__Your task__. Transcribe the listing in full, excluding any pictures.

[Data entries for graphics]

════════════════════

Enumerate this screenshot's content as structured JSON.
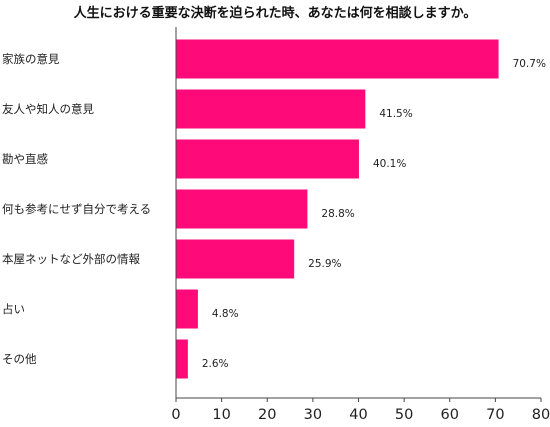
{
  "chart_data": {
    "type": "bar",
    "orientation": "horizontal",
    "title": "人生における重要な決断を迫られた時、あなたは何を相談しますか。",
    "categories": [
      "家族の意見",
      "友人や知人の意見",
      "勘や直感",
      "何も参考にせず自分で考える",
      "本屋ネットなど外部の情報",
      "占い",
      "その他"
    ],
    "values": [
      70.7,
      41.5,
      40.1,
      28.8,
      25.9,
      4.8,
      2.6
    ],
    "value_labels": [
      "70.7%",
      "41.5%",
      "40.1%",
      "28.8%",
      "25.9%",
      "4.8%",
      "2.6%"
    ],
    "xlabel": "",
    "ylabel": "",
    "xlim": [
      0,
      80
    ],
    "xticks": [
      "0",
      "10",
      "20",
      "30",
      "40",
      "50",
      "60",
      "70",
      "80"
    ],
    "grid": false,
    "bar_color": "#ff0a78"
  }
}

════════════════════

__Task answer__.
Enumerate this screenshot's content as structured JSON.
{
  "chart_data": {
    "type": "bar",
    "orientation": "horizontal",
    "title": "人生における重要な決断を迫られた時、あなたは何を相談しますか。",
    "categories": [
      "家族の意見",
      "友人や知人の意見",
      "勘や直感",
      "何も参考にせず自分で考える",
      "本屋ネットなど外部の情報",
      "占い",
      "その他"
    ],
    "values": [
      70.7,
      41.5,
      40.1,
      28.8,
      25.9,
      4.8,
      2.6
    ],
    "value_labels": [
      "70.7%",
      "41.5%",
      "40.1%",
      "28.8%",
      "25.9%",
      "4.8%",
      "2.6%"
    ],
    "xlabel": "",
    "ylabel": "",
    "xlim": [
      0,
      80
    ],
    "xticks": [
      "0",
      "10",
      "20",
      "30",
      "40",
      "50",
      "60",
      "70",
      "80"
    ],
    "grid": false,
    "bar_color": "#ff0a78"
  }
}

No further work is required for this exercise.